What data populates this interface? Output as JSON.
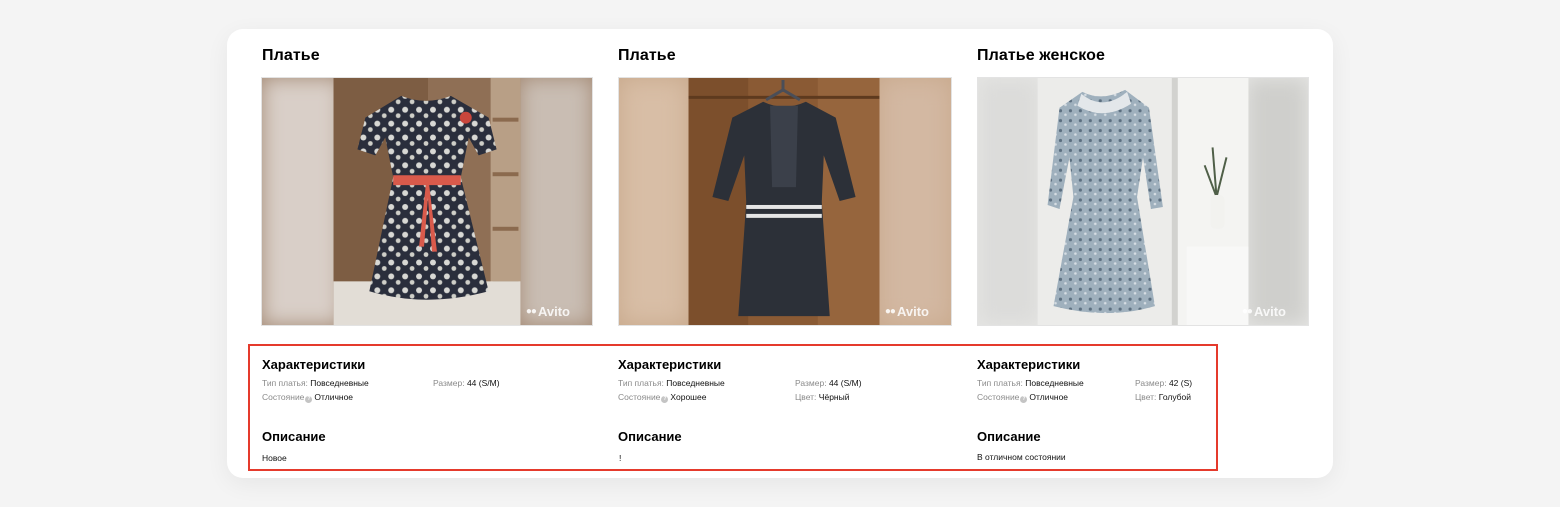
{
  "items": [
    {
      "title": "Платье",
      "watermark": "Avito",
      "characteristics_heading": "Характеристики",
      "type_label": "Тип платья:",
      "type_value": "Повседневные",
      "size_label": "Размер:",
      "size_value": "44 (S/M)",
      "condition_label": "Состояние",
      "condition_value": "Отличное",
      "color_label": "",
      "color_value": "",
      "description_heading": "Описание",
      "description_text": "Новое"
    },
    {
      "title": "Платье",
      "watermark": "Avito",
      "characteristics_heading": "Характеристики",
      "type_label": "Тип платья:",
      "type_value": "Повседневные",
      "size_label": "Размер:",
      "size_value": "44 (S/M)",
      "condition_label": "Состояние",
      "condition_value": "Хорошее",
      "color_label": "Цвет:",
      "color_value": "Чёрный",
      "description_heading": "Описание",
      "description_text": "!"
    },
    {
      "title": "Платье женское",
      "watermark": "Avito",
      "characteristics_heading": "Характеристики",
      "type_label": "Тип платья:",
      "type_value": "Повседневные",
      "size_label": "Размер:",
      "size_value": "42 (S)",
      "condition_label": "Состояние",
      "condition_value": "Отличное",
      "color_label": "Цвет:",
      "color_value": "Голубой",
      "description_heading": "Описание",
      "description_text": "В отличном состоянии"
    }
  ],
  "colors": {
    "highlight": "#e53a2c",
    "label_gray": "#8a8a8a"
  }
}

WHAT TO DO: Repeat all of the entries word for word, but omit the pictures.

RESPONSE TO THIS EXERCISE:
What data populates this interface? Output as JSON.
{
  "items": [
    {
      "title": "Платье",
      "watermark": "Avito",
      "characteristics_heading": "Характеристики",
      "type_label": "Тип платья:",
      "type_value": "Повседневные",
      "size_label": "Размер:",
      "size_value": "44 (S/M)",
      "condition_label": "Состояние",
      "condition_value": "Отличное",
      "color_label": "",
      "color_value": "",
      "description_heading": "Описание",
      "description_text": "Новое"
    },
    {
      "title": "Платье",
      "watermark": "Avito",
      "characteristics_heading": "Характеристики",
      "type_label": "Тип платья:",
      "type_value": "Повседневные",
      "size_label": "Размер:",
      "size_value": "44 (S/M)",
      "condition_label": "Состояние",
      "condition_value": "Хорошее",
      "color_label": "Цвет:",
      "color_value": "Чёрный",
      "description_heading": "Описание",
      "description_text": "!"
    },
    {
      "title": "Платье женское",
      "watermark": "Avito",
      "characteristics_heading": "Характеристики",
      "type_label": "Тип платья:",
      "type_value": "Повседневные",
      "size_label": "Размер:",
      "size_value": "42 (S)",
      "condition_label": "Состояние",
      "condition_value": "Отличное",
      "color_label": "Цвет:",
      "color_value": "Голубой",
      "description_heading": "Описание",
      "description_text": "В отличном состоянии"
    }
  ],
  "colors": {
    "highlight": "#e53a2c",
    "label_gray": "#8a8a8a"
  }
}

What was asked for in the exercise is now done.